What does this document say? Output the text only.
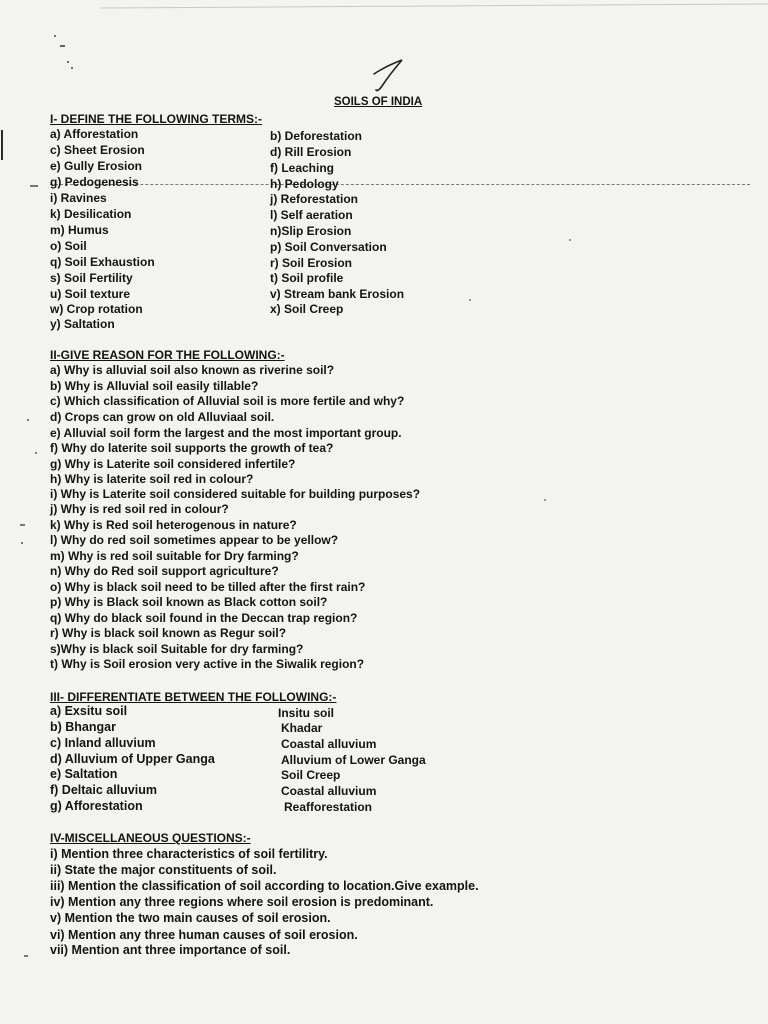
SOILS OF INDIA
I- DEFINE THE FOLLOWING TERMS:-
a) Afforestation
c) Sheet Erosion
e) Gully Erosion
g) Pedogenesis
i) Ravines
k) Desilication
m) Humus
o) Soil
q) Soil Exhaustion
s) Soil Fertility
u) Soil texture
w) Crop rotation
y) Saltation
b) Deforestation
d) Rill Erosion
f) Leaching
h) Pedology
j) Reforestation
l) Self aeration
n)Slip Erosion
p) Soil Conversation
r) Soil Erosion
t) Soil profile
v) Stream bank Erosion
x) Soil Creep
II-GIVE REASON FOR THE FOLLOWING:-
a) Why is alluvial soil also known as riverine soil?
b) Why is Alluvial soil easily tillable?
c) Which classification of Alluvial soil is more fertile and why?
d) Crops can grow on old Alluviaal soil.
e) Alluvial soil form the largest and the most important group.
f) Why do laterite soil supports the growth of tea?
g) Why is Laterite soil considered infertile?
h) Why is laterite soil red in colour?
i) Why is Laterite soil considered suitable for building purposes?
j) Why is red soil red in colour?
k) Why is Red soil heterogenous in nature?
l) Why do red soil sometimes appear to be yellow?
m) Why is red soil suitable for Dry farming?
n) Why do Red soil support agriculture?
o) Why is black soil need to be tilled after the first rain?
p) Why is Black soil known as Black cotton soil?
q) Why do black soil found in the Deccan trap region?
r) Why is black soil known as Regur soil?
s)Why is black soil Suitable for dry farming?
t) Why is Soil erosion very active in the Siwalik region?
III- DIFFERENTIATE BETWEEN THE FOLLOWING:-
a) Exsitu soil
b) Bhangar
c) Inland alluvium
d) Alluvium of Upper Ganga
e) Saltation
f) Deltaic alluvium
g) Afforestation
Insitu soil
Khadar
Coastal alluvium
Alluvium of Lower Ganga
Soil Creep
Coastal alluvium
Reafforestation
IV-MISCELLANEOUS QUESTIONS:-
i) Mention three characteristics of soil fertilitry.
ii) State the major constituents of soil.
iii) Mention the classification of soil according to location.Give example.
iv) Mention any three regions where soil erosion is predominant.
v) Mention the two main causes of soil erosion.
vi) Mention any three human causes of soil erosion.
vii) Mention ant three importance of soil.
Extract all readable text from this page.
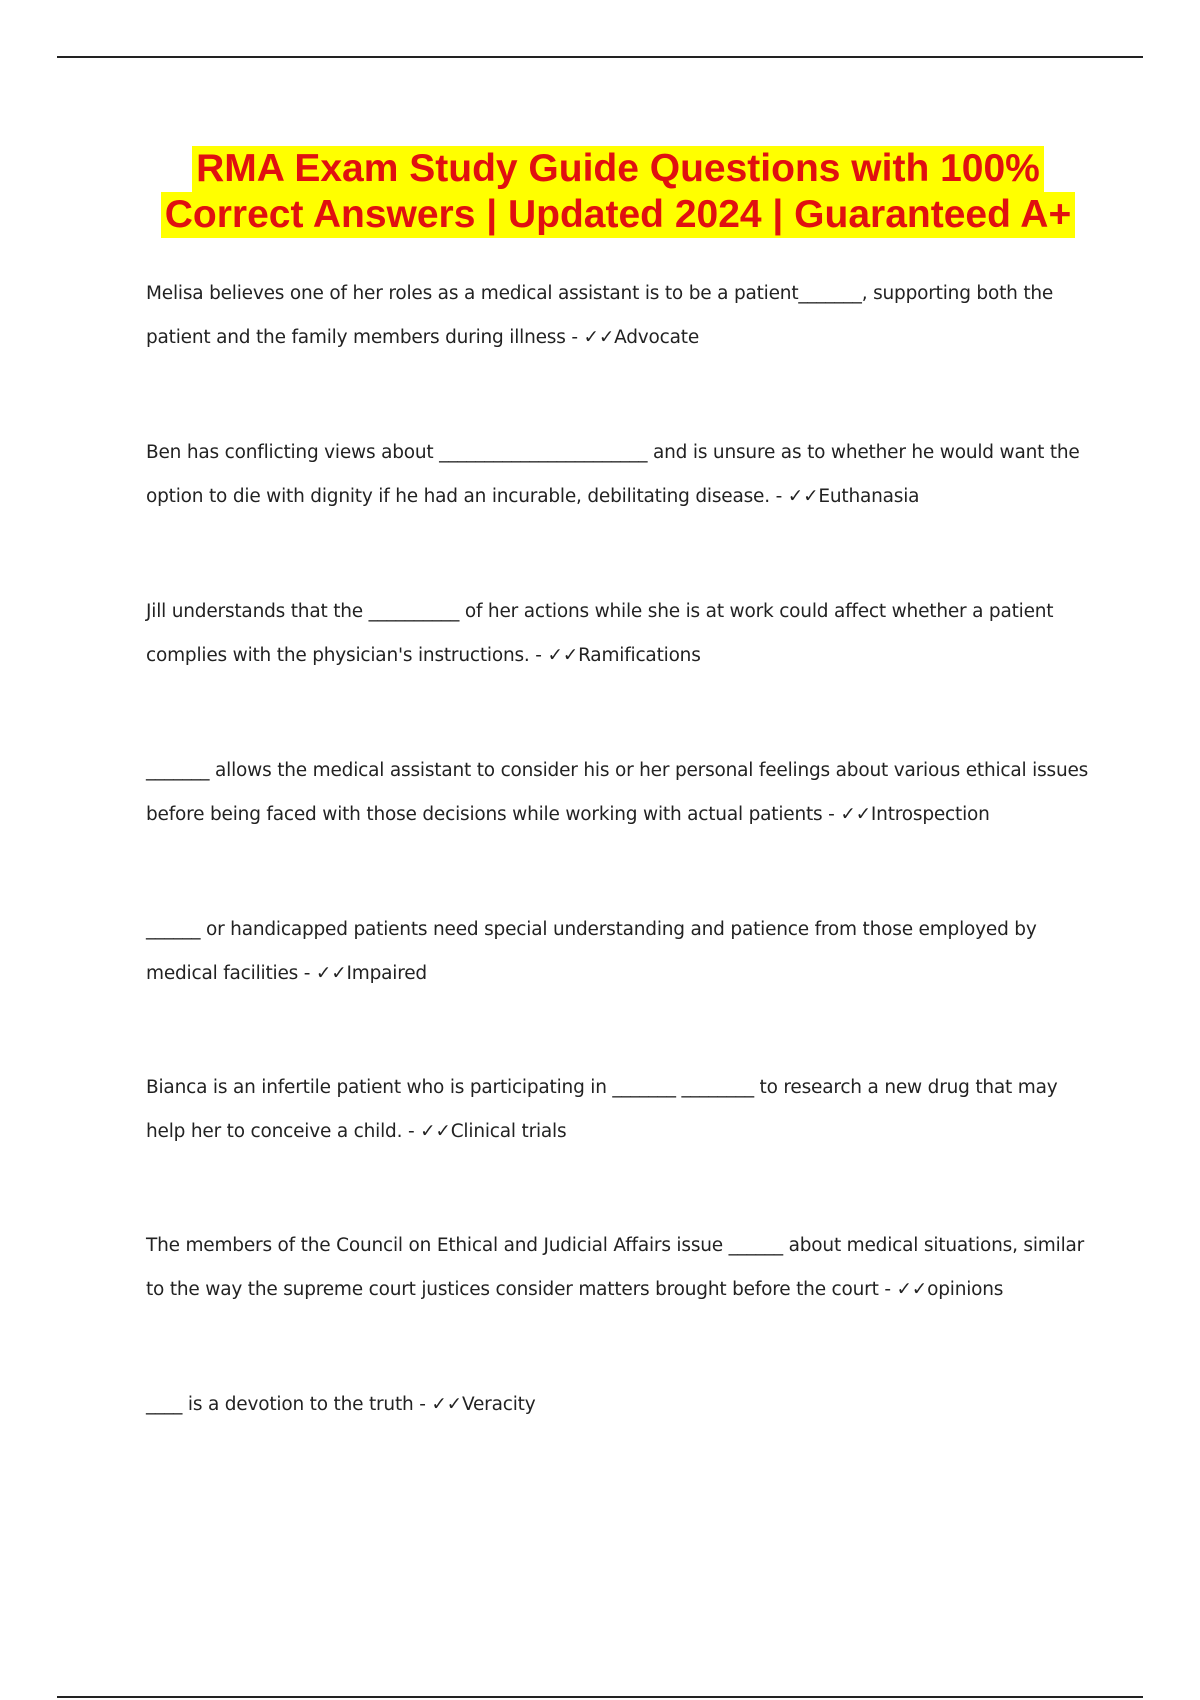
RMA Exam Study Guide Questions with 100%
Correct Answers | Updated 2024 | Guaranteed A+
Melisa believes one of her roles as a medical assistant is to be a patient_______, supporting both the patient and the family members during illness - ✓✓Advocate
Ben has conflicting views about _______________________ and is unsure as to whether he would want the option to die with dignity if he had an incurable, debilitating disease. - ✓✓Euthanasia
Jill understands that the __________ of her actions while she is at work could affect whether a patient complies with the physician's instructions. - ✓✓Ramifications
_______ allows the medical assistant to consider his or her personal feelings about various ethical issues before being faced with those decisions while working with actual patients - ✓✓Introspection
______ or handicapped patients need special understanding and patience from those employed by medical facilities - ✓✓Impaired
Bianca is an infertile patient who is participating in _______ ________ to research a new drug that may help her to conceive a child. - ✓✓Clinical trials
The members of the Council on Ethical and Judicial Affairs issue ______ about medical situations, similar to the way the supreme court justices consider matters brought before the court - ✓✓opinions
____ is a devotion to the truth - ✓✓Veracity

-----

### [Work to be completed]
Once every line above has been checked for the string "that", give the number of matching lines and nothing more.

### [Result of the exercise]
2